+++ RECORDS SUPPLIED +++

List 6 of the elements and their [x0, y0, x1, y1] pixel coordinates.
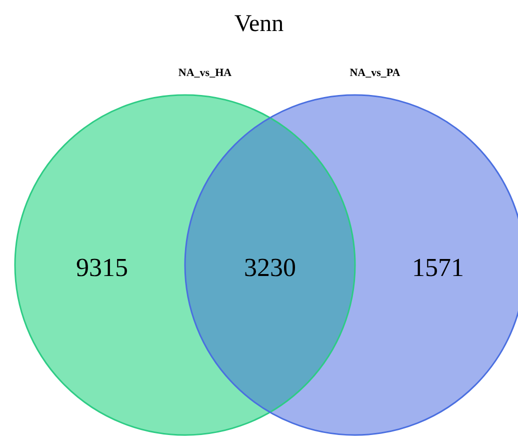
- text: NA_vs_PA: [350, 67, 400, 79]
- data-label: 9315: [76, 253, 128, 282]
- text: Venn: [234, 11, 284, 37]
- text: NA_vs_HA: [178, 67, 232, 79]
- data-label: 1571: [412, 253, 464, 282]
- data-label: 3230: [244, 253, 296, 282]
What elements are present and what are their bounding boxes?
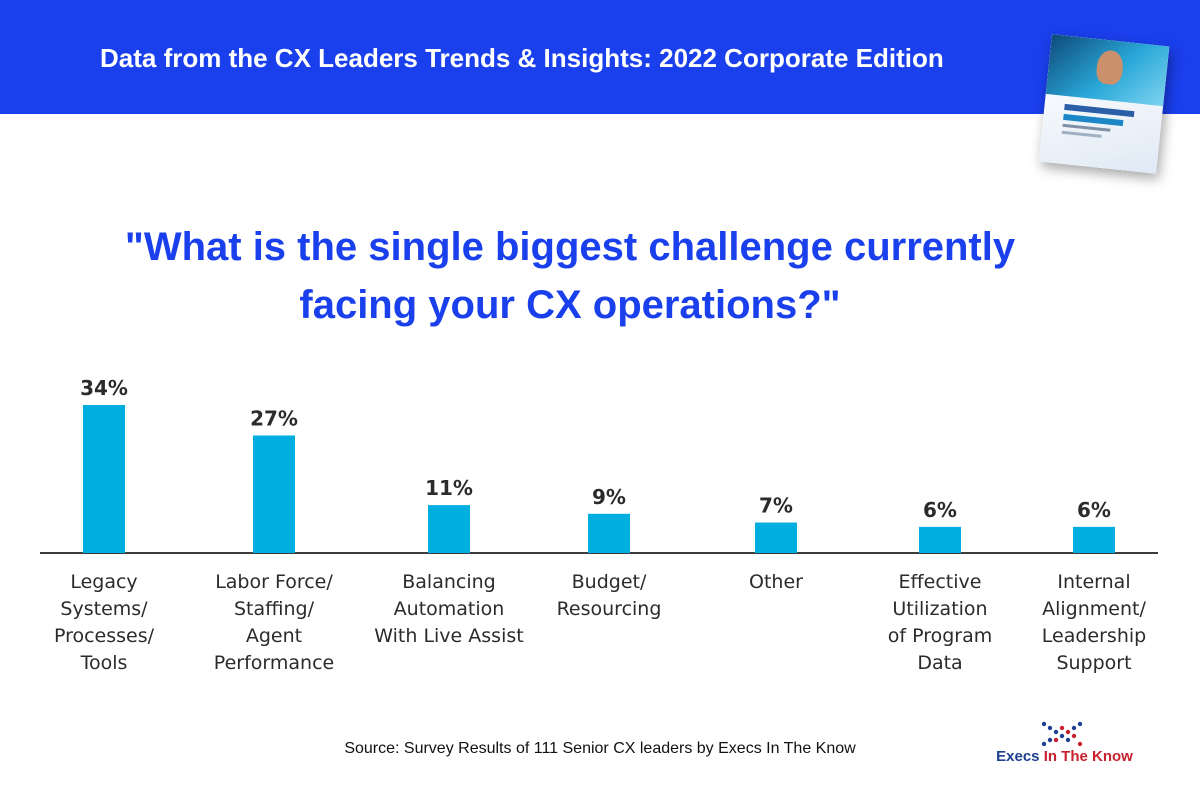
header-banner: Data from the CX Leaders Trends & Insigh… (0, 0, 1200, 114)
bar-5 (919, 526, 961, 553)
category-label-line: Agent (246, 625, 302, 647)
banner-title: Data from the CX Leaders Trends & Insigh… (100, 43, 944, 73)
category-label-line: Effective (899, 571, 982, 593)
bar-2 (428, 505, 470, 553)
category-label-line: Labor Force/ (215, 571, 333, 593)
category-label-line: Staffing/ (234, 598, 315, 620)
bar-value-label-4: 7% (759, 494, 793, 518)
bar-0 (83, 405, 125, 553)
category-label-4: Other (749, 571, 803, 593)
category-label-line: Internal (1057, 571, 1130, 593)
category-label-line: Support (1056, 652, 1131, 674)
question-line-1: "What is the single biggest challenge cu… (124, 225, 1016, 269)
bar-3 (588, 513, 630, 553)
logo-mark-icon (1041, 721, 1083, 747)
source-note: Source: Survey Results of 111 Senior CX … (344, 740, 856, 757)
bar-value-label-6: 6% (1077, 498, 1111, 522)
category-label-5: Effective Utilization of Program Data (888, 571, 993, 674)
execs-in-the-know-logo: Execs In The Know (972, 718, 1157, 768)
bar-value-label-1: 27% (250, 406, 298, 430)
category-label-line: Alignment/ (1042, 598, 1146, 620)
question-line-2: facing your CX operations?" (299, 283, 841, 327)
logo-text: Execs In The Know (972, 748, 1157, 765)
category-label-line: Systems/ (60, 598, 148, 620)
category-label-1: Labor Force/Staffing/Agent Performance (214, 571, 334, 674)
bar-1 (253, 435, 295, 553)
logo-word-execs: Execs (996, 748, 1040, 765)
bar-value-label-3: 9% (592, 485, 626, 509)
category-label-3: Budget/Resourcing (557, 571, 662, 620)
category-label-line: Legacy (70, 571, 137, 593)
bar-chart: 34% Legacy Systems/Processes/Tools 27% Labor… (40, 376, 1158, 674)
bar-4 (755, 522, 797, 553)
chart-question: "What is the single biggest challenge cu… (0, 218, 1140, 334)
bar-value-label-2: 11% (425, 476, 473, 500)
category-label-6: Internal Alignment/Leadership Support (1042, 571, 1147, 674)
category-label-2: Balancing Automation With Live Assist (374, 571, 523, 647)
category-label-line: Resourcing (557, 598, 662, 620)
category-label-line: Leadership (1042, 625, 1146, 647)
category-label-line: Performance (214, 652, 334, 674)
category-label-line: Utilization (892, 598, 987, 620)
category-label-line: Data (917, 652, 962, 674)
logo-word-in-the-know: In The Know (1043, 748, 1133, 765)
bar-value-label-0: 34% (80, 376, 128, 400)
category-label-0: Legacy Systems/Processes/Tools (54, 571, 155, 674)
category-label-line: Other (749, 571, 803, 593)
report-cover-icon (1038, 34, 1170, 174)
category-label-line: Balancing (402, 571, 495, 593)
bar-value-label-5: 6% (923, 498, 957, 522)
category-label-line: of Program (888, 625, 993, 647)
category-label-line: Processes/ (54, 625, 155, 647)
category-label-line: With Live Assist (374, 625, 523, 647)
bar-6 (1073, 526, 1115, 553)
category-label-line: Tools (80, 652, 128, 674)
category-label-line: Automation (394, 598, 505, 620)
category-label-line: Budget/ (572, 571, 647, 593)
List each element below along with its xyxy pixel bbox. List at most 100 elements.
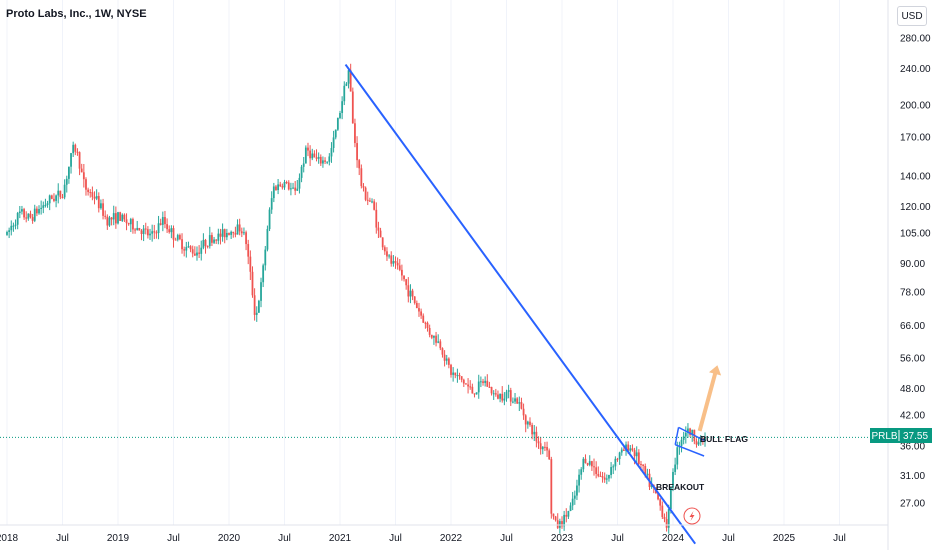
candle <box>452 367 455 382</box>
candle <box>294 181 297 196</box>
candle <box>14 219 17 230</box>
candle <box>230 230 233 239</box>
y-tick-label: 66.00 <box>900 321 925 332</box>
candle <box>202 233 205 250</box>
candle <box>102 198 104 220</box>
candle <box>249 250 252 281</box>
candle <box>477 374 480 399</box>
candle <box>80 163 83 173</box>
candle <box>612 464 615 475</box>
y-tick-label: 240.00 <box>900 64 931 75</box>
candle <box>454 372 457 379</box>
candle <box>138 227 141 231</box>
candle <box>200 240 203 261</box>
candle <box>319 154 322 166</box>
candle <box>183 246 186 257</box>
candle <box>65 175 68 193</box>
y-tick-label: 78.00 <box>900 288 925 299</box>
x-tick-label: 2018 <box>0 533 19 544</box>
currency-button[interactable]: USD <box>897 6 927 26</box>
candle <box>605 474 608 485</box>
candle <box>509 387 512 406</box>
candle <box>53 193 55 203</box>
flag-lower-line <box>674 444 705 457</box>
candle <box>526 420 529 429</box>
candle <box>18 206 21 219</box>
candle <box>35 206 38 217</box>
projection-arrow <box>697 365 722 432</box>
candle <box>682 431 685 445</box>
x-tick-label: Jul <box>56 533 69 544</box>
candle <box>232 231 235 238</box>
x-tick-label: Jul <box>389 533 402 544</box>
x-tick-label: Jul <box>278 533 291 544</box>
candle <box>46 200 49 208</box>
candle <box>535 426 538 448</box>
candle <box>23 207 25 220</box>
candle <box>245 230 247 251</box>
candle <box>371 198 373 204</box>
candle <box>285 180 288 185</box>
candle <box>95 189 98 201</box>
y-tick-label: 27.00 <box>900 499 925 510</box>
price-tag-symbol-bg <box>870 428 899 443</box>
candle <box>228 232 230 236</box>
candle <box>127 222 130 226</box>
candle <box>300 164 303 183</box>
candle <box>12 222 15 232</box>
candle <box>112 205 115 226</box>
candle <box>91 186 94 201</box>
lightning-icon[interactable] <box>683 507 701 525</box>
candle <box>403 275 405 282</box>
candle <box>364 186 367 202</box>
candle <box>33 204 36 223</box>
candle <box>217 228 220 245</box>
y-tick-label: 170.00 <box>900 133 931 144</box>
candle <box>29 210 32 219</box>
candle <box>208 226 211 249</box>
candle <box>473 393 476 398</box>
candle <box>132 217 134 234</box>
bull-flag-label: BULL FLAG <box>700 434 748 444</box>
candle <box>172 225 175 248</box>
candle <box>518 396 521 412</box>
price-axis[interactable]: 280.00 240.00 200.00 170.00 140.00 120.00 105.… <box>887 0 931 550</box>
candle <box>307 142 309 157</box>
candle <box>351 87 354 124</box>
candle <box>238 218 241 236</box>
candle <box>349 63 352 92</box>
candle <box>588 455 591 467</box>
candle <box>240 227 243 238</box>
candle <box>465 382 467 385</box>
candle <box>426 321 429 332</box>
candle <box>170 225 173 239</box>
candle <box>100 199 102 210</box>
candle <box>164 210 166 229</box>
x-tick-label: Jul <box>722 533 735 544</box>
candle <box>608 474 610 482</box>
candle <box>469 380 472 390</box>
candle <box>497 390 499 400</box>
time-axis[interactable]: 2018 Jul 2019 Jul 2020 Jul 2021 Jul 2022 Jul 2023 J… <box>0 524 888 544</box>
candle <box>93 191 96 205</box>
candle <box>198 245 201 259</box>
y-tick-label: 36.00 <box>900 441 925 452</box>
candle <box>580 467 583 480</box>
candle <box>499 393 501 403</box>
candle <box>558 518 561 534</box>
candle <box>377 221 380 238</box>
x-tick-label: 2020 <box>218 533 241 544</box>
y-tick-label: 120.00 <box>900 202 931 213</box>
candle <box>614 456 617 471</box>
candle <box>443 350 446 367</box>
candle <box>462 378 465 387</box>
candle <box>492 390 495 400</box>
candle <box>569 502 572 512</box>
candle <box>420 308 423 319</box>
drawings <box>0 63 888 545</box>
candle <box>55 194 57 208</box>
x-tick-label: Jul <box>167 533 180 544</box>
candle <box>637 449 640 466</box>
candle <box>571 491 574 511</box>
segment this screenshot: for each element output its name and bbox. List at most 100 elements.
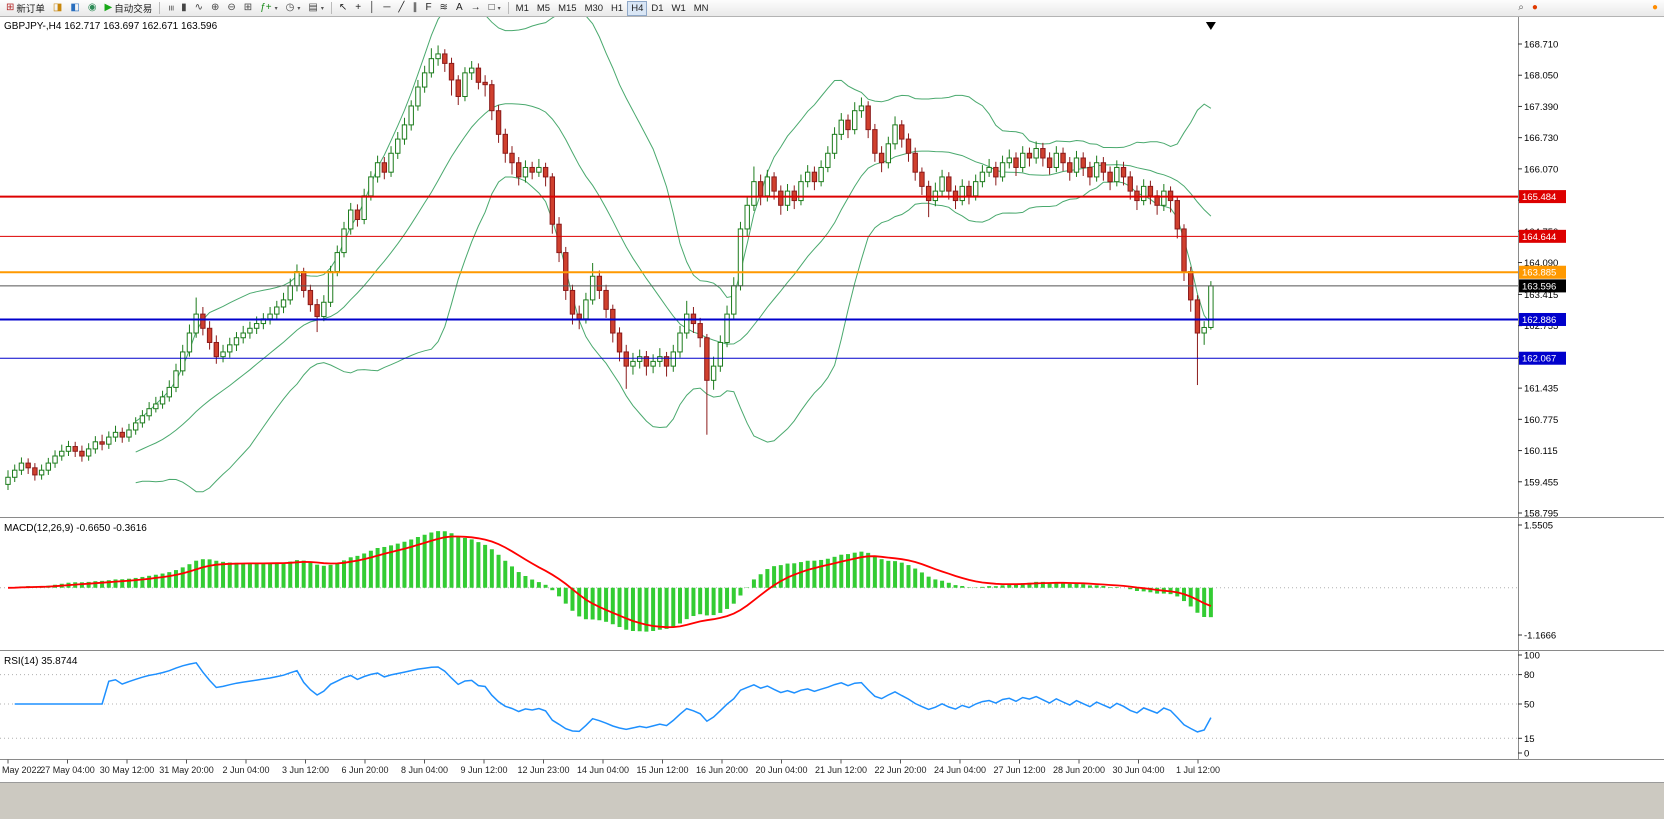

+++

WHAT THE EXERCISE ASKS
List as a JSON array of strings, one string per line, the rows that begin with the line containing "- text: NA_vs_PA: [350, 67, 400, 79]" and end with the line containing "What elements are", both included and blank lines omitted.

EXERCISE RESPONSE
[
  "- text: NA_vs_PA: [350, 67, 400, 79]",
  "- data-label: 9315: [76, 253, 128, 282]",
  "- text: Venn: [234, 11, 284, 37]",
  "- text: NA_vs_HA: [178, 67, 232, 79]",
  "- data-label: 1571: [412, 253, 464, 282]",
  "- data-label: 3230: [244, 253, 296, 282]",
  "What elements are present and what are their bounding boxes?"
]